Request: Would you transcribe the whole listing exactly, minus its pictures?
□ □ □ □ □
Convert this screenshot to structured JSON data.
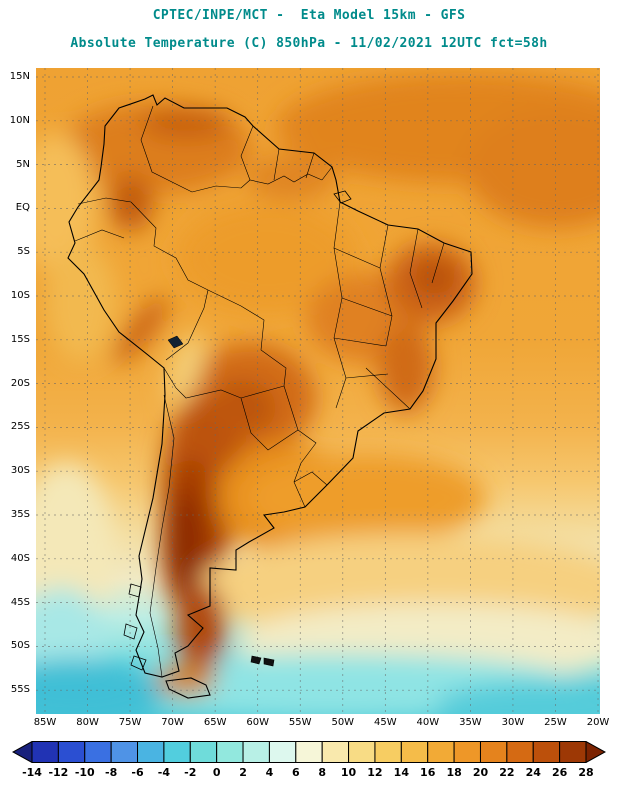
{
  "header": {
    "title_line1": "CPTEC/INPE/MCT -  Eta Model 15km - GFS",
    "title_line2": "Absolute Temperature (C) 850hPa - 11/02/2021 12UTC fct=58h",
    "title_color": "#008b8b"
  },
  "map": {
    "lat_labels": [
      "15N",
      "10N",
      "5N",
      "EQ",
      "5S",
      "10S",
      "15S",
      "20S",
      "25S",
      "30S",
      "35S",
      "40S",
      "45S",
      "50S",
      "55S"
    ],
    "lon_labels": [
      "85W",
      "80W",
      "75W",
      "70W",
      "65W",
      "60W",
      "55W",
      "50W",
      "45W",
      "40W",
      "35W",
      "30W",
      "25W",
      "20W"
    ]
  },
  "colorbar": {
    "tick_labels": [
      "-14",
      "-12",
      "-10",
      "-8",
      "-6",
      "-4",
      "-2",
      "0",
      "2",
      "4",
      "6",
      "8",
      "10",
      "12",
      "14",
      "16",
      "18",
      "20",
      "22",
      "24",
      "26",
      "28"
    ],
    "segment_colors": [
      "#18207c",
      "#2133b4",
      "#2b4fd2",
      "#3a70e2",
      "#4f93e6",
      "#4ab4e2",
      "#52cede",
      "#6fdcda",
      "#92e8de",
      "#b8f0e6",
      "#ddf8ee",
      "#f6f6d8",
      "#f9e9ad",
      "#f8dc85",
      "#f7cd62",
      "#f5bc49",
      "#f2aa36",
      "#ee9728",
      "#e5831d",
      "#d56a13",
      "#bc500b",
      "#9d3805",
      "#7c2301"
    ]
  },
  "chart_data": {
    "type": "heatmap",
    "title": "Absolute Temperature (C) 850hPa",
    "source": "CPTEC/INPE/MCT",
    "model": "Eta Model 15km - GFS",
    "valid": "11/02/2021 12UTC fct=58h",
    "units": "C",
    "lon_range": [
      "85W",
      "20W"
    ],
    "lat_range": [
      "15N",
      "55S"
    ],
    "colorbar_values": [
      -14,
      -12,
      -10,
      -8,
      -6,
      -4,
      -2,
      0,
      2,
      4,
      6,
      8,
      10,
      12,
      14,
      16,
      18,
      20,
      22,
      24,
      26,
      28
    ]
  }
}
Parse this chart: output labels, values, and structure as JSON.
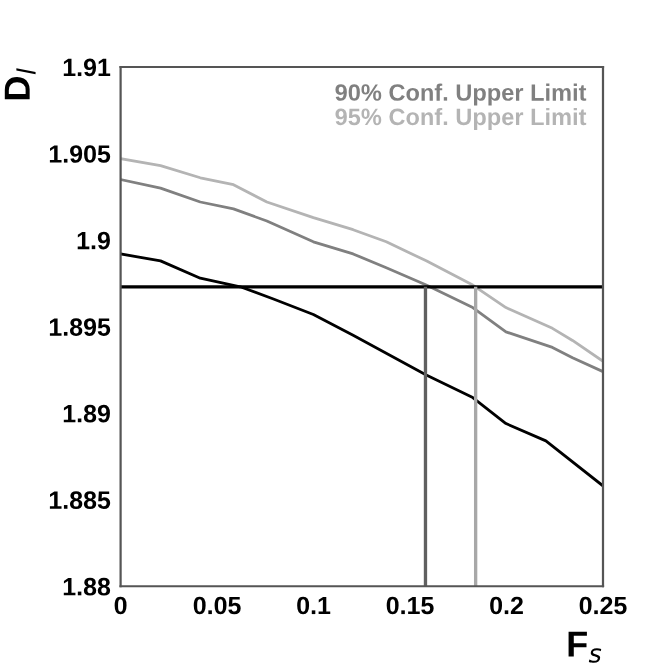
{
  "chart_data": {
    "type": "line",
    "xlabel": "F$_{s}$",
    "ylabel": "D$_{l}$",
    "xlim": [
      0,
      0.25
    ],
    "ylim": [
      1.88,
      1.91
    ],
    "xticks": [
      0,
      0.05,
      0.1,
      0.15,
      0.2,
      0.25
    ],
    "yticks": [
      1.88,
      1.885,
      1.89,
      1.895,
      1.9,
      1.905,
      1.91
    ],
    "series": [
      {
        "name": "90% Conf. Upper Limit",
        "color": "#808080",
        "x": [
          0,
          0.0207,
          0.0413,
          0.0585,
          0.0758,
          0.0999,
          0.1205,
          0.1377,
          0.1584,
          0.1825,
          0.1997,
          0.2238,
          0.2342,
          0.25
        ],
        "values": [
          1.9035,
          1.903,
          1.9022,
          1.9018,
          1.9011,
          1.8999,
          1.8992,
          1.8984,
          1.8974,
          1.8961,
          1.8947,
          1.8938,
          1.8932,
          1.8924
        ]
      },
      {
        "name": "95% Conf. Upper Limit",
        "color": "#b4b4b4",
        "x": [
          0,
          0.0207,
          0.0413,
          0.0585,
          0.0758,
          0.0999,
          0.1205,
          0.1377,
          0.1584,
          0.1825,
          0.1997,
          0.2238,
          0.2342,
          0.25
        ],
        "values": [
          1.9047,
          1.9043,
          1.9036,
          1.9032,
          1.9022,
          1.9013,
          1.9006,
          1.8999,
          1.8988,
          1.8974,
          1.8961,
          1.8949,
          1.8942,
          1.893
        ]
      },
      {
        "color": "#000000",
        "x": [
          0,
          0.0207,
          0.0413,
          0.062,
          0.0792,
          0.0999,
          0.1205,
          0.1584,
          0.1825,
          0.1997,
          0.2204,
          0.25
        ],
        "values": [
          1.8992,
          1.8988,
          1.8978,
          1.8973,
          1.8966,
          1.8957,
          1.8945,
          1.8922,
          1.8909,
          1.8894,
          1.8884,
          1.8858
        ]
      }
    ],
    "ref_lines": [
      {
        "axis": "y",
        "value": 1.8973,
        "color": "#000000"
      },
      {
        "axis": "x",
        "value": 0.158,
        "color": "#606060"
      },
      {
        "axis": "x",
        "value": 0.184,
        "color": "#a8a8a8"
      }
    ],
    "legend": "top right",
    "grid": false,
    "marker": "none",
    "line_style": "solid"
  }
}
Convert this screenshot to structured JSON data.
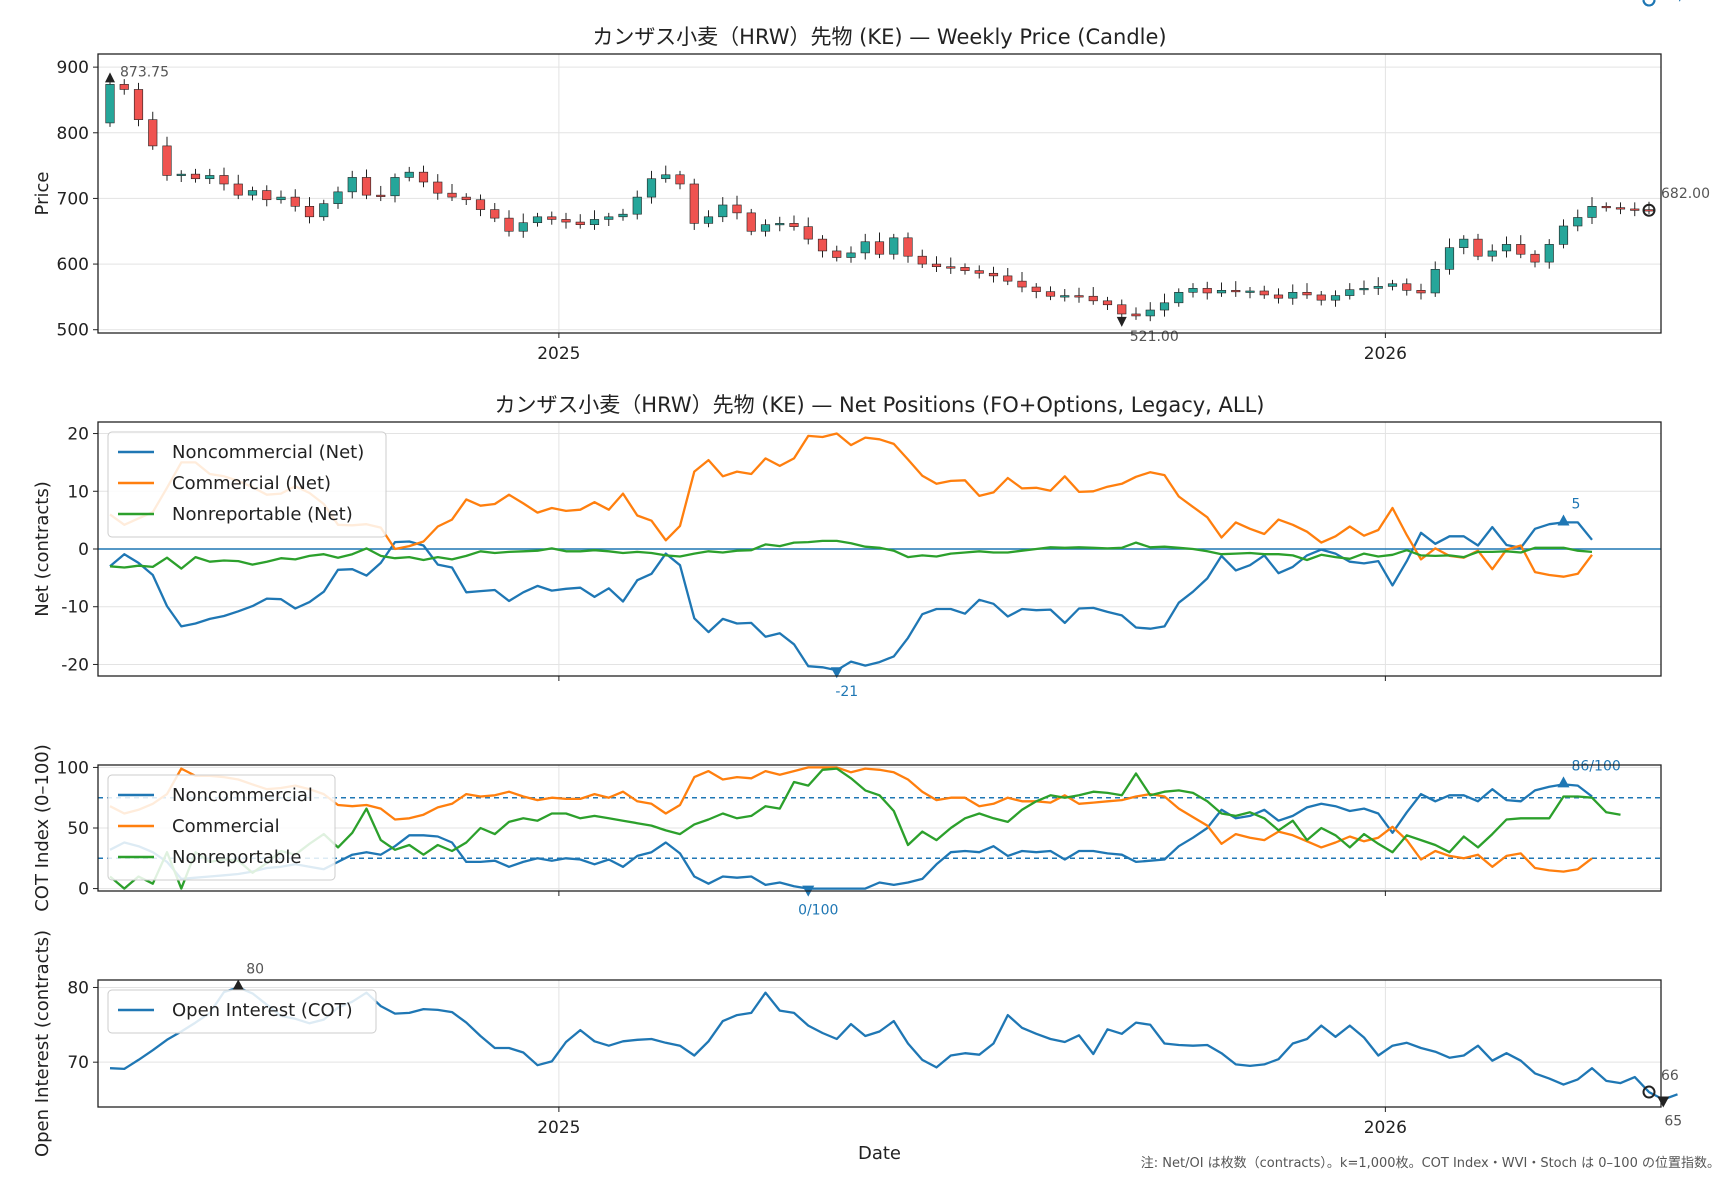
□ □ □ □ □
Task answer:
Convert this screenshot to structured JSON data.
{
  "header": {
    "title_line1": "CPTEC/INPE/MCT -  Eta Model 15km - GFS",
    "title_line2": "Absolute Temperature (C) 850hPa - 11/02/2021 12UTC fct=58h",
    "title_color": "#008b8b"
  },
  "map": {
    "lat_labels": [
      "15N",
      "10N",
      "5N",
      "EQ",
      "5S",
      "10S",
      "15S",
      "20S",
      "25S",
      "30S",
      "35S",
      "40S",
      "45S",
      "50S",
      "55S"
    ],
    "lon_labels": [
      "85W",
      "80W",
      "75W",
      "70W",
      "65W",
      "60W",
      "55W",
      "50W",
      "45W",
      "40W",
      "35W",
      "30W",
      "25W",
      "20W"
    ]
  },
  "colorbar": {
    "tick_labels": [
      "-14",
      "-12",
      "-10",
      "-8",
      "-6",
      "-4",
      "-2",
      "0",
      "2",
      "4",
      "6",
      "8",
      "10",
      "12",
      "14",
      "16",
      "18",
      "20",
      "22",
      "24",
      "26",
      "28"
    ],
    "segment_colors": [
      "#18207c",
      "#2133b4",
      "#2b4fd2",
      "#3a70e2",
      "#4f93e6",
      "#4ab4e2",
      "#52cede",
      "#6fdcda",
      "#92e8de",
      "#b8f0e6",
      "#ddf8ee",
      "#f6f6d8",
      "#f9e9ad",
      "#f8dc85",
      "#f7cd62",
      "#f5bc49",
      "#f2aa36",
      "#ee9728",
      "#e5831d",
      "#d56a13",
      "#bc500b",
      "#9d3805",
      "#7c2301"
    ]
  },
  "chart_data": {
    "type": "heatmap",
    "title": "Absolute Temperature (C) 850hPa",
    "source": "CPTEC/INPE/MCT",
    "model": "Eta Model 15km - GFS",
    "valid": "11/02/2021 12UTC fct=58h",
    "units": "C",
    "lon_range": [
      "85W",
      "20W"
    ],
    "lat_range": [
      "15N",
      "55S"
    ],
    "colorbar_values": [
      -14,
      -12,
      -10,
      -8,
      -6,
      -4,
      -2,
      0,
      2,
      4,
      6,
      8,
      10,
      12,
      14,
      16,
      18,
      20,
      22,
      24,
      26,
      28
    ]
  }
}
Parse this chart: output labels, values, and structure as JSON.
{
  "chart_data": {
    "type": "line",
    "xlabel": "F$_{s}$",
    "ylabel": "D$_{l}$",
    "xlim": [
      0,
      0.25
    ],
    "ylim": [
      1.88,
      1.91
    ],
    "xticks": [
      0,
      0.05,
      0.1,
      0.15,
      0.2,
      0.25
    ],
    "yticks": [
      1.88,
      1.885,
      1.89,
      1.895,
      1.9,
      1.905,
      1.91
    ],
    "series": [
      {
        "name": "90% Conf. Upper Limit",
        "color": "#808080",
        "x": [
          0,
          0.0207,
          0.0413,
          0.0585,
          0.0758,
          0.0999,
          0.1205,
          0.1377,
          0.1584,
          0.1825,
          0.1997,
          0.2238,
          0.2342,
          0.25
        ],
        "values": [
          1.9035,
          1.903,
          1.9022,
          1.9018,
          1.9011,
          1.8999,
          1.8992,
          1.8984,
          1.8974,
          1.8961,
          1.8947,
          1.8938,
          1.8932,
          1.8924
        ]
      },
      {
        "name": "95% Conf. Upper Limit",
        "color": "#b4b4b4",
        "x": [
          0,
          0.0207,
          0.0413,
          0.0585,
          0.0758,
          0.0999,
          0.1205,
          0.1377,
          0.1584,
          0.1825,
          0.1997,
          0.2238,
          0.2342,
          0.25
        ],
        "values": [
          1.9047,
          1.9043,
          1.9036,
          1.9032,
          1.9022,
          1.9013,
          1.9006,
          1.8999,
          1.8988,
          1.8974,
          1.8961,
          1.8949,
          1.8942,
          1.893
        ]
      },
      {
        "color": "#000000",
        "x": [
          0,
          0.0207,
          0.0413,
          0.062,
          0.0792,
          0.0999,
          0.1205,
          0.1584,
          0.1825,
          0.1997,
          0.2204,
          0.25
        ],
        "values": [
          1.8992,
          1.8988,
          1.8978,
          1.8973,
          1.8966,
          1.8957,
          1.8945,
          1.8922,
          1.8909,
          1.8894,
          1.8884,
          1.8858
        ]
      }
    ],
    "ref_lines": [
      {
        "axis": "y",
        "value": 1.8973,
        "color": "#000000"
      },
      {
        "axis": "x",
        "value": 0.158,
        "color": "#606060"
      },
      {
        "axis": "x",
        "value": 0.184,
        "color": "#a8a8a8"
      }
    ],
    "legend": "top right",
    "grid": false,
    "marker": "none",
    "line_style": "solid"
  }
}
Convert this screenshot to structured JSON data.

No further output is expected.